* **Records**:
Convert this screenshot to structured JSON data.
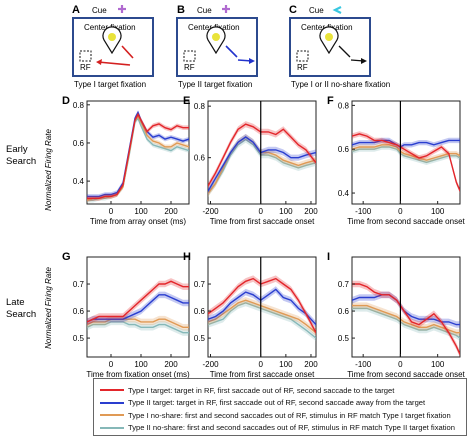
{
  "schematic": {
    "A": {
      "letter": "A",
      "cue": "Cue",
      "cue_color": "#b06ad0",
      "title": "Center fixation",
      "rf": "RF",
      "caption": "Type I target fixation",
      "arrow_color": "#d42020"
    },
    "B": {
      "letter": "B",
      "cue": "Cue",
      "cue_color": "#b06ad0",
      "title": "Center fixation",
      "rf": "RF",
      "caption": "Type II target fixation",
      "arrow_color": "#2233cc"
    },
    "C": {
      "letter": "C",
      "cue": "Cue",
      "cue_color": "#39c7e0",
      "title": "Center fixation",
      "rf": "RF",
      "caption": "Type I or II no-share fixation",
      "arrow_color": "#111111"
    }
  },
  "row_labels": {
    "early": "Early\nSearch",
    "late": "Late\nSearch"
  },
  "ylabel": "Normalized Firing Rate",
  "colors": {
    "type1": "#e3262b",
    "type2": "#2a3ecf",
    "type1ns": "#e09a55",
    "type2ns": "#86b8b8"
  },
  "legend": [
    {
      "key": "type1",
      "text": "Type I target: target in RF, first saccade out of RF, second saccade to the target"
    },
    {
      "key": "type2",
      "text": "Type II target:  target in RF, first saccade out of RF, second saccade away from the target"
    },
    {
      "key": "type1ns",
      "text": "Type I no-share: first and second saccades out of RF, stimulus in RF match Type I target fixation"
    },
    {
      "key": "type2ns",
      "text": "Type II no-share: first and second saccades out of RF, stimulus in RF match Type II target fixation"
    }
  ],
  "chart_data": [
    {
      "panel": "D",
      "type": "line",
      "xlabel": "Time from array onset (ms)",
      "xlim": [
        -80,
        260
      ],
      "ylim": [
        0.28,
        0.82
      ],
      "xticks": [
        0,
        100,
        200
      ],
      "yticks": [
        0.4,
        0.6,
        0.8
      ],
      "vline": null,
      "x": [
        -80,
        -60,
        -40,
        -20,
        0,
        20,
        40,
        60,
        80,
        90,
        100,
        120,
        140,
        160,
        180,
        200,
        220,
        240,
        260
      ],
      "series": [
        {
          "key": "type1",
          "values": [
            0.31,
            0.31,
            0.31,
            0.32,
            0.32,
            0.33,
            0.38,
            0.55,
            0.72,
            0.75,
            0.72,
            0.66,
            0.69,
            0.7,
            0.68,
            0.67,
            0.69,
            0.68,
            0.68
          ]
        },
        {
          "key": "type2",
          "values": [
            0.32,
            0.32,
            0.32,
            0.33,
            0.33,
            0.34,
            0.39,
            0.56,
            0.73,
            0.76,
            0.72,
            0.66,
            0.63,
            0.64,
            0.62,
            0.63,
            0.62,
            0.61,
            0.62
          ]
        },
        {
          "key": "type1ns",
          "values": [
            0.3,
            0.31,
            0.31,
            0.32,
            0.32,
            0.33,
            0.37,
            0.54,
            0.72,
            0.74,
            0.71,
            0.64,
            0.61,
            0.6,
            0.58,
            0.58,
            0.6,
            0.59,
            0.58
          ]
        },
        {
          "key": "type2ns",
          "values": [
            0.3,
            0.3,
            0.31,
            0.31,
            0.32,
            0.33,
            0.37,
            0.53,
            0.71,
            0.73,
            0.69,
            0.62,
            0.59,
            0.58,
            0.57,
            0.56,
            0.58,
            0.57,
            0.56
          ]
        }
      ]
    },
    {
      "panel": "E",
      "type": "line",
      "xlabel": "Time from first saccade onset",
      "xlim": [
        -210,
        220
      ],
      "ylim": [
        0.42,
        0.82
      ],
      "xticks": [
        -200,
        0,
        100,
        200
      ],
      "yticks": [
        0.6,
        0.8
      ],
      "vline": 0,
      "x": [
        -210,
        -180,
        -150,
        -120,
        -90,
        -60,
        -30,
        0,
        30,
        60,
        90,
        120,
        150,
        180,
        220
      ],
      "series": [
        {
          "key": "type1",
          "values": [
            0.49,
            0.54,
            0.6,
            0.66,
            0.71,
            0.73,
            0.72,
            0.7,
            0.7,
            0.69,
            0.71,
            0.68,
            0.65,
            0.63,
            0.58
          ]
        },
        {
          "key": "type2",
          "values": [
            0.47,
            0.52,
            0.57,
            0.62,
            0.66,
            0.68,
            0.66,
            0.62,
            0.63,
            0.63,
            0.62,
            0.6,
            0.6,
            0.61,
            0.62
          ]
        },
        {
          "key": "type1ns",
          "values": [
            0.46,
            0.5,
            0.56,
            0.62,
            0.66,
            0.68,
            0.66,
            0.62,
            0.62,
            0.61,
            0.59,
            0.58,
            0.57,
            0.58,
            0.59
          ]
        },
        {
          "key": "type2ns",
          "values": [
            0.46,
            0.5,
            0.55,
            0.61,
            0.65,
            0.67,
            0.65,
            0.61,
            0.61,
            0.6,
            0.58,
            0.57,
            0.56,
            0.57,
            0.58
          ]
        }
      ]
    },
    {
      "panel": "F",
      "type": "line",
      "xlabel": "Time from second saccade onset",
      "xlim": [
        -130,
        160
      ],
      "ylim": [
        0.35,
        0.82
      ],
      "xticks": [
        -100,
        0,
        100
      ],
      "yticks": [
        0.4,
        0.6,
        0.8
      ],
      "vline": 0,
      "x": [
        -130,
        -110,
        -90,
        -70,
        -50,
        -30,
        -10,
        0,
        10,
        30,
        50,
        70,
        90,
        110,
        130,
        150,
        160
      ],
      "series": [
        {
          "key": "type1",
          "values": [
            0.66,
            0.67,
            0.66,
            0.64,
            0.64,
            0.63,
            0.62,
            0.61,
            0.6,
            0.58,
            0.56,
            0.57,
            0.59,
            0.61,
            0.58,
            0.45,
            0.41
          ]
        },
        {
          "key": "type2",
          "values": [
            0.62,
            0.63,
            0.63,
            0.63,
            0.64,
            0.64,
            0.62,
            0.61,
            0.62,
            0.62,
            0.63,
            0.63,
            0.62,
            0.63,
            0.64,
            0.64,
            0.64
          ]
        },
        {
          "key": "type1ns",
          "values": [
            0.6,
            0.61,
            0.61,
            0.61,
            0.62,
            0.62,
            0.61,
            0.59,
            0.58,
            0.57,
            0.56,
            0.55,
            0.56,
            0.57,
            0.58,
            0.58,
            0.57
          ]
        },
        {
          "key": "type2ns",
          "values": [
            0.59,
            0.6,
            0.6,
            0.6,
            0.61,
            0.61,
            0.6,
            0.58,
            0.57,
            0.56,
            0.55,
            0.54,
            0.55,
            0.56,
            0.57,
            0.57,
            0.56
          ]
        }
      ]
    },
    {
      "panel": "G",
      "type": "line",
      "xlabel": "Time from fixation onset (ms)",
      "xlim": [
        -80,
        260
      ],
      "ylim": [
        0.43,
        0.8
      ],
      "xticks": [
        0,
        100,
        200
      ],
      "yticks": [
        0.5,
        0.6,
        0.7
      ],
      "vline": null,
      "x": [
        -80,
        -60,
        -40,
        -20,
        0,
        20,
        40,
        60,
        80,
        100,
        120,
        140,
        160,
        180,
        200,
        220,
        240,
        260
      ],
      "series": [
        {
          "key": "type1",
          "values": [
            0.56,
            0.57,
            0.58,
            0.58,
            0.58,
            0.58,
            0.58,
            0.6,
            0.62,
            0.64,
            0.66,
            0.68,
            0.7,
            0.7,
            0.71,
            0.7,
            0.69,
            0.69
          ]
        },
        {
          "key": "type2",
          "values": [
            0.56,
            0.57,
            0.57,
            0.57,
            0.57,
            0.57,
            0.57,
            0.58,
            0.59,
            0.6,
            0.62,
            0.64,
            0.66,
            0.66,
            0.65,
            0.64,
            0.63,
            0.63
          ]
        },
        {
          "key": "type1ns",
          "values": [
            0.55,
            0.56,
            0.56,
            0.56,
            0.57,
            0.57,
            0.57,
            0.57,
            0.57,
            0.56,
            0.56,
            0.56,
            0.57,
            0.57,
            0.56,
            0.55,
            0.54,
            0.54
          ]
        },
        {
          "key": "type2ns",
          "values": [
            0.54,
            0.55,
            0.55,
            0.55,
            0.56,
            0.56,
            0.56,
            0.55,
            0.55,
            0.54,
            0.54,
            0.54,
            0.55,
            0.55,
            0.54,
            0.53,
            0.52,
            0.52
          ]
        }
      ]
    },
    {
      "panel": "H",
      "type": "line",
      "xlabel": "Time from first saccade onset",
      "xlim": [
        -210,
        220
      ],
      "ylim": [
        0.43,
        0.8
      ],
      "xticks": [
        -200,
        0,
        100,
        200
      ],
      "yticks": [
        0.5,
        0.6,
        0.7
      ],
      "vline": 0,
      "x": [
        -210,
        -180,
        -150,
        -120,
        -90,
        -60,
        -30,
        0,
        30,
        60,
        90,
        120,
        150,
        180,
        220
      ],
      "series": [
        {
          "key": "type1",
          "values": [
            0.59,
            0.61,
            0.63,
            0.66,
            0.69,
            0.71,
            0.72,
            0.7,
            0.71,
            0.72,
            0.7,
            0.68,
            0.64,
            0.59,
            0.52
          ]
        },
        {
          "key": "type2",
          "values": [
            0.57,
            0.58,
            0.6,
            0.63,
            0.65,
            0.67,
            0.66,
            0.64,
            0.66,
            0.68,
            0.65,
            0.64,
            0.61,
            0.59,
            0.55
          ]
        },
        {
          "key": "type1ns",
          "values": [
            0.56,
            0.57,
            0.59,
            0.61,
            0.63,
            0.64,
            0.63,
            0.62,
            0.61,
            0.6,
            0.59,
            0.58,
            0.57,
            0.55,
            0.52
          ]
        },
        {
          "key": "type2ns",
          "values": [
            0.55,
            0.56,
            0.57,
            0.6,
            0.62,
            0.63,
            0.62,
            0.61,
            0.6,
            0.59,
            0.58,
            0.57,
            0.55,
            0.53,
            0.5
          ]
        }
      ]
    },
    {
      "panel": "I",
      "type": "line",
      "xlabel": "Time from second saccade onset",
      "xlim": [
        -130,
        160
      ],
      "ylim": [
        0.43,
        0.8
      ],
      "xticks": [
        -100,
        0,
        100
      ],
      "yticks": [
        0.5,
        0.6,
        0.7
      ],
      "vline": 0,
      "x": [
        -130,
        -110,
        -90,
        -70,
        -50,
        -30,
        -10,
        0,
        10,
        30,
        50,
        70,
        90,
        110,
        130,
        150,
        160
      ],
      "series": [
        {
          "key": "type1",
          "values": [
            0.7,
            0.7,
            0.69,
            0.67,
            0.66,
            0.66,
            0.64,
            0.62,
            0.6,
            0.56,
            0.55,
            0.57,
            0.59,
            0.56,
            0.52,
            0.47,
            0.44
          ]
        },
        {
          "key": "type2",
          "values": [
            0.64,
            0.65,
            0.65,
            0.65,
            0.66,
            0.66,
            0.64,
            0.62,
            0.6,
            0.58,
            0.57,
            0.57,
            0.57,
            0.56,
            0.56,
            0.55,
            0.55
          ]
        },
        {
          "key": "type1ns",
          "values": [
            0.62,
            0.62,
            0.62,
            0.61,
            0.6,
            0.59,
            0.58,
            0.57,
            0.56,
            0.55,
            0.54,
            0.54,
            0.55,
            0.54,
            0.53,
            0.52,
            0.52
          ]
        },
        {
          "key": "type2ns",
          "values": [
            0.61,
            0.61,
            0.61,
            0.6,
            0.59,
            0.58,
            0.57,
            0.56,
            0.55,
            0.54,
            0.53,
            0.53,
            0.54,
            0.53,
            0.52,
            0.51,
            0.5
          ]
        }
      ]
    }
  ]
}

* **Problem requirements**:
Answer with one number only: how many lines above contain the word "second".

* **Task answer**:
6